**What you have to do:** Across the data below, how many lines hold "selbst"? Answer with that number and nothing else.
--- Start ---
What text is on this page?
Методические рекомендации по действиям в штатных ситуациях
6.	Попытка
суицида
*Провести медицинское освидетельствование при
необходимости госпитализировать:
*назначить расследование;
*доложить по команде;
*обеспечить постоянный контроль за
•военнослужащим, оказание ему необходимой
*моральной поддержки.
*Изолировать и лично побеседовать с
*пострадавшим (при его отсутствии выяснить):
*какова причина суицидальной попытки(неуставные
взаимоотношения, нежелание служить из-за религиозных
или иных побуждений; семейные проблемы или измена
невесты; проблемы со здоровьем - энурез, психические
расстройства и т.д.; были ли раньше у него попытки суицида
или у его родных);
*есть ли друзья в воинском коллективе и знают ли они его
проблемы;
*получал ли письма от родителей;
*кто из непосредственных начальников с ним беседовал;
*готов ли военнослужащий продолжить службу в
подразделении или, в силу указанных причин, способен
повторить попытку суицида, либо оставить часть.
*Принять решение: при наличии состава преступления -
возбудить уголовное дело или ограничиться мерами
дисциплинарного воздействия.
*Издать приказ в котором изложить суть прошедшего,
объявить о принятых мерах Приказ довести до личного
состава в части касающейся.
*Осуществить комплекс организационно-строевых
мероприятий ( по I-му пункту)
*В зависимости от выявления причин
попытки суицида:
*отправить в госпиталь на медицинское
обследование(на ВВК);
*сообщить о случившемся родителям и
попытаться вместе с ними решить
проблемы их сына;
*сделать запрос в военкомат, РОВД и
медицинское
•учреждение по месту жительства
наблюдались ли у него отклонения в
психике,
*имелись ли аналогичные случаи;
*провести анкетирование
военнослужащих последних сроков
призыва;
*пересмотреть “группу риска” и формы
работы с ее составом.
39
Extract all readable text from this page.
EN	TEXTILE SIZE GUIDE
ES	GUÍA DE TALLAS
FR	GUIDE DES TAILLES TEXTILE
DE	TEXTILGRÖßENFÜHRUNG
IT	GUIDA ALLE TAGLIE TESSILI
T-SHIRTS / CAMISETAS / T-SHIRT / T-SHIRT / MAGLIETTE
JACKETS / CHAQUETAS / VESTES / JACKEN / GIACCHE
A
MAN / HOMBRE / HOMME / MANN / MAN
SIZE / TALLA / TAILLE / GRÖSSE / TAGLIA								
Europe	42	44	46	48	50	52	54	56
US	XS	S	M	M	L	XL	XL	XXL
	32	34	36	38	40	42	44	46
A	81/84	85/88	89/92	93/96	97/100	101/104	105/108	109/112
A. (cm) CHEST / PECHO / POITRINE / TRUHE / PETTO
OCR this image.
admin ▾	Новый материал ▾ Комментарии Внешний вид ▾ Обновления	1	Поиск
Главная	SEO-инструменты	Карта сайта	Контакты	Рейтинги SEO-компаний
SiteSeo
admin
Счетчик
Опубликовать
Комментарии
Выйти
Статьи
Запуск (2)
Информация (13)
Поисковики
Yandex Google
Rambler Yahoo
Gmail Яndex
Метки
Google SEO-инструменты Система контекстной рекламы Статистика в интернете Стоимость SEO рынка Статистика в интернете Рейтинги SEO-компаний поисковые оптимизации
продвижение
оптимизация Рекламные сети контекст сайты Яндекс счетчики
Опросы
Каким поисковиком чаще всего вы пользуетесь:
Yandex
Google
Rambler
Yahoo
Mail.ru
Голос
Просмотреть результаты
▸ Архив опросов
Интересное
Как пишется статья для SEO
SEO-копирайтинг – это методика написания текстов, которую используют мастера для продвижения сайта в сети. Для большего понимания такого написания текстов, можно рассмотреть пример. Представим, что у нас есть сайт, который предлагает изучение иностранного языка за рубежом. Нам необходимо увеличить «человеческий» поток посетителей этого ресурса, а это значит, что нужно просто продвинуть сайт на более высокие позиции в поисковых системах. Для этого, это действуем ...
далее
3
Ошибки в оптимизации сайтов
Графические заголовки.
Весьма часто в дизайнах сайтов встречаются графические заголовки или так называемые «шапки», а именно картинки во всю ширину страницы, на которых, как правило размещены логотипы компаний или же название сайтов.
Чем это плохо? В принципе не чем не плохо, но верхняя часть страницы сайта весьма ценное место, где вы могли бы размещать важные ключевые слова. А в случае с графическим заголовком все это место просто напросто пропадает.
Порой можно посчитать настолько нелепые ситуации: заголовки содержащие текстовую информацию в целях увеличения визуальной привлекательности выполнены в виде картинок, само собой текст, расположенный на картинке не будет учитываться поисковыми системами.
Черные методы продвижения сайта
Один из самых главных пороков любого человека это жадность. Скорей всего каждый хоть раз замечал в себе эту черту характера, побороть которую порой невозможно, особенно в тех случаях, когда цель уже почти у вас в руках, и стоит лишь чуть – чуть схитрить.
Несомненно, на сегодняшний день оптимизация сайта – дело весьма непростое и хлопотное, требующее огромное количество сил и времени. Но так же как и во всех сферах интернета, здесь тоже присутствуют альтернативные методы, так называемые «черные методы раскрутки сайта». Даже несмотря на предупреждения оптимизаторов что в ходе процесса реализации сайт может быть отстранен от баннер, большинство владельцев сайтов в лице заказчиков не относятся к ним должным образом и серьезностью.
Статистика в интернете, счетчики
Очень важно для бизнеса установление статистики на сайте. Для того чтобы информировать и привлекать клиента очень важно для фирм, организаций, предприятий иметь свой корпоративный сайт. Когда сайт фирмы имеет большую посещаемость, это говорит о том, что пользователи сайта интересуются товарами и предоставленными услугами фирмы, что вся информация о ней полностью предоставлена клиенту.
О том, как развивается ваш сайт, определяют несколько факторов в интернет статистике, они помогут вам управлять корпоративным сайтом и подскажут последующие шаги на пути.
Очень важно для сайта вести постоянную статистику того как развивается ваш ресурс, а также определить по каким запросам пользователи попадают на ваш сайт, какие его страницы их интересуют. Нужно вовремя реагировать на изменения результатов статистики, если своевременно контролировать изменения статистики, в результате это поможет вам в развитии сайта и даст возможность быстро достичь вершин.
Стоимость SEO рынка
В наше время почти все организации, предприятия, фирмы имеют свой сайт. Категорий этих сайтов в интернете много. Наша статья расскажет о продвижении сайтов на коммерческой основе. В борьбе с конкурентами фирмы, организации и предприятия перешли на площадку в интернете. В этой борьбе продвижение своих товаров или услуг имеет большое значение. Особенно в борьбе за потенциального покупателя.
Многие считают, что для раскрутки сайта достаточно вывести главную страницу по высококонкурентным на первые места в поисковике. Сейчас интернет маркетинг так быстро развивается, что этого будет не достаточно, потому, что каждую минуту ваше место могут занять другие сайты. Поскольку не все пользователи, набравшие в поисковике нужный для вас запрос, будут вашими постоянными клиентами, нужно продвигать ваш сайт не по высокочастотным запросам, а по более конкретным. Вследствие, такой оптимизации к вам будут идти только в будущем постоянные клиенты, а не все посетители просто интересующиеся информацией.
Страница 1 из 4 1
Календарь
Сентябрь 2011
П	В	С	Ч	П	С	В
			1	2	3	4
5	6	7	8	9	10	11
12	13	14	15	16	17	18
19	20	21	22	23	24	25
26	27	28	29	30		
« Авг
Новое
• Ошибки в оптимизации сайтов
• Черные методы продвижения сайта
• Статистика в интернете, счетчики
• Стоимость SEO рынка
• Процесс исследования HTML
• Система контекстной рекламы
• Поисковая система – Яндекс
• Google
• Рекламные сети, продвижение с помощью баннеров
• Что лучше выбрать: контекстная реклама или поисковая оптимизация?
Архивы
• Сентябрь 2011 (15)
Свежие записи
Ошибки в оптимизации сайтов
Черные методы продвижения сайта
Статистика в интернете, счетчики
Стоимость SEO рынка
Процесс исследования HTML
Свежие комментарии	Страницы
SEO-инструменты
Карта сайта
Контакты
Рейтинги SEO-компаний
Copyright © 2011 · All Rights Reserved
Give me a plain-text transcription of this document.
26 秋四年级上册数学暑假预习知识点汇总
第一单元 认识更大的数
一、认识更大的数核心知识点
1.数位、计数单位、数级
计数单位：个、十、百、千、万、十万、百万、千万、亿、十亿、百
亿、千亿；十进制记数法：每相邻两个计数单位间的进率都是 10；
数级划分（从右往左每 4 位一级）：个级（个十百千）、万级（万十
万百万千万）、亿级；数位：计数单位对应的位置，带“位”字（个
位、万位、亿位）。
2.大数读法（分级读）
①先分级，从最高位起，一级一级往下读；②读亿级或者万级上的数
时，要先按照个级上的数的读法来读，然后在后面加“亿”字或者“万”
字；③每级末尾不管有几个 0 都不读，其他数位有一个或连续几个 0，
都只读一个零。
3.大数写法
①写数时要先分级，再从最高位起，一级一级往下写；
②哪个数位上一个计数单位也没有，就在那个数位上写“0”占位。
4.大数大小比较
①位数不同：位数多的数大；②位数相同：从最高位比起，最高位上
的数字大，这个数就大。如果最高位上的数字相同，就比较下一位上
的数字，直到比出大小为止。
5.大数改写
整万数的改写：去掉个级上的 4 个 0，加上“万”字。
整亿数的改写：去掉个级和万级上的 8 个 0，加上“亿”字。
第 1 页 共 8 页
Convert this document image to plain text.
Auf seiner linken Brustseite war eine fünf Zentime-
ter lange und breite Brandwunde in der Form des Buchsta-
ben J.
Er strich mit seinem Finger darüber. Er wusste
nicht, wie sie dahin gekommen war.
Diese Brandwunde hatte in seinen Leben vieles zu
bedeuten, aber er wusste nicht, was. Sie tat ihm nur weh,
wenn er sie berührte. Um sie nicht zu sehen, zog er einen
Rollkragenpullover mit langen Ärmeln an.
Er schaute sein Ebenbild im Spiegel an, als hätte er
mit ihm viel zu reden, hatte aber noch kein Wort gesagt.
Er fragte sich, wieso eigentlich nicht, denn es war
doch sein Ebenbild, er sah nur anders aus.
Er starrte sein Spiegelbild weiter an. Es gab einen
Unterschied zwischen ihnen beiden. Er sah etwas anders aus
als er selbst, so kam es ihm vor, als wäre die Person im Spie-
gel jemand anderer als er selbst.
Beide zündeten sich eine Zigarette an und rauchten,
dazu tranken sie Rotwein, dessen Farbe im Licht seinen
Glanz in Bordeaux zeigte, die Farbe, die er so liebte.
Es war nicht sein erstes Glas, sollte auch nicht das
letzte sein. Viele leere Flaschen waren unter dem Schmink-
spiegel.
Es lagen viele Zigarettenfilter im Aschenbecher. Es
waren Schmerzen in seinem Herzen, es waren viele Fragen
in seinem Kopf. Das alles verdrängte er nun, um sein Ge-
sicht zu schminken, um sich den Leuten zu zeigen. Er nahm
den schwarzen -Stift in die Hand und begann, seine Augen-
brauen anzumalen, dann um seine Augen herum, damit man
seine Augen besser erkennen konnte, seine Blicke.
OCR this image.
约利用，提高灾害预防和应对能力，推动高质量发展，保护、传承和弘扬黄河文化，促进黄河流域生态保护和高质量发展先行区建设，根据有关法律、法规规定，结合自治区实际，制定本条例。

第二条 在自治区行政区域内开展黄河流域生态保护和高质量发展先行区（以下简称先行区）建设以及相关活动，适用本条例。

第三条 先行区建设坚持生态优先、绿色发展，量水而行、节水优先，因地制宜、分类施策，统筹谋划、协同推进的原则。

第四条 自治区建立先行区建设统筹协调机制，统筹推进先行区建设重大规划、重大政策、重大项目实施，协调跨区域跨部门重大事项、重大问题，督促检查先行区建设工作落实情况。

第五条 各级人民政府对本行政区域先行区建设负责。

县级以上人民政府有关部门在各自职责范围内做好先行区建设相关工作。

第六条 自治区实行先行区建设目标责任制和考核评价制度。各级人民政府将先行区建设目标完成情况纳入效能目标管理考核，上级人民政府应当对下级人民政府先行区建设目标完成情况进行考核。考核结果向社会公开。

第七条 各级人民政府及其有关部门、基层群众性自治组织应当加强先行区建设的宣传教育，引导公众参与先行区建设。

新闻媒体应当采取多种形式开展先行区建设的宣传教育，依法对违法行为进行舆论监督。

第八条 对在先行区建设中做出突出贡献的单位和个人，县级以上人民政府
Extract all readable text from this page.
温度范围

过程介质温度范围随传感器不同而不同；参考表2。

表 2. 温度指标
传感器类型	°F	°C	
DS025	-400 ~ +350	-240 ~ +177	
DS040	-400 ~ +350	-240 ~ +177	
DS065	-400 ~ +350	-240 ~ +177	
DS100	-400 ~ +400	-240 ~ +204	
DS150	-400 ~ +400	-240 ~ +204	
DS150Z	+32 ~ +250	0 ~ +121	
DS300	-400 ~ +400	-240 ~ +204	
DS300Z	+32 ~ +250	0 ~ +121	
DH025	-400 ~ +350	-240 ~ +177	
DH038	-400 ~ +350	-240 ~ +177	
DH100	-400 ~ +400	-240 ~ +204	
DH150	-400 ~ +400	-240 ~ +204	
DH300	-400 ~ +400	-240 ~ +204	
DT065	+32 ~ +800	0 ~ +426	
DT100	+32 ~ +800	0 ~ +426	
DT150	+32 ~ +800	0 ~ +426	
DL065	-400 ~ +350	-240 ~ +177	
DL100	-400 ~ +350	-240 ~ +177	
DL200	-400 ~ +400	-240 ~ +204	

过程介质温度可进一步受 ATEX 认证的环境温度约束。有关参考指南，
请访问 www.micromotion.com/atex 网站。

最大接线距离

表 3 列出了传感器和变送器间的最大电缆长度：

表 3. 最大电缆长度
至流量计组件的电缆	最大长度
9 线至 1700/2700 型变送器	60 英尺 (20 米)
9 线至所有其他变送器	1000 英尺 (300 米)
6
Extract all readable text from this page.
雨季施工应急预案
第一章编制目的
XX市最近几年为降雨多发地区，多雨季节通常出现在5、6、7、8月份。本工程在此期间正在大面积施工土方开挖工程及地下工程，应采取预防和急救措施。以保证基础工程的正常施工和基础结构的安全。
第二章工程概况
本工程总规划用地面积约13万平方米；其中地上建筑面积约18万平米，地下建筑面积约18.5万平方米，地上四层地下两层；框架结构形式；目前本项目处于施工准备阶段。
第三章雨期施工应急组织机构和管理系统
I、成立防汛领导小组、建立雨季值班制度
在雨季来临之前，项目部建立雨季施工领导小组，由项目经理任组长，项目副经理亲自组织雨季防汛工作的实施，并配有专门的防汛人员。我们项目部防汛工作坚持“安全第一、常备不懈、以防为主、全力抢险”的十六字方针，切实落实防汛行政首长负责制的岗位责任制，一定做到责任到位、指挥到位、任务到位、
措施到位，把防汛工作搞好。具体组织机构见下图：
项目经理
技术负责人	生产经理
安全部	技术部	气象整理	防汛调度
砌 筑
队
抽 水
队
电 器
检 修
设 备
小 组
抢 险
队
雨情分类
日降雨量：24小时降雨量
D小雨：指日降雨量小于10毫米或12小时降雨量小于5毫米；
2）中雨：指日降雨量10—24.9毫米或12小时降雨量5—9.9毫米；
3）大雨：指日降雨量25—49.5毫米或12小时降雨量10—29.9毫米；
--- End ---
**Exercise output:** 2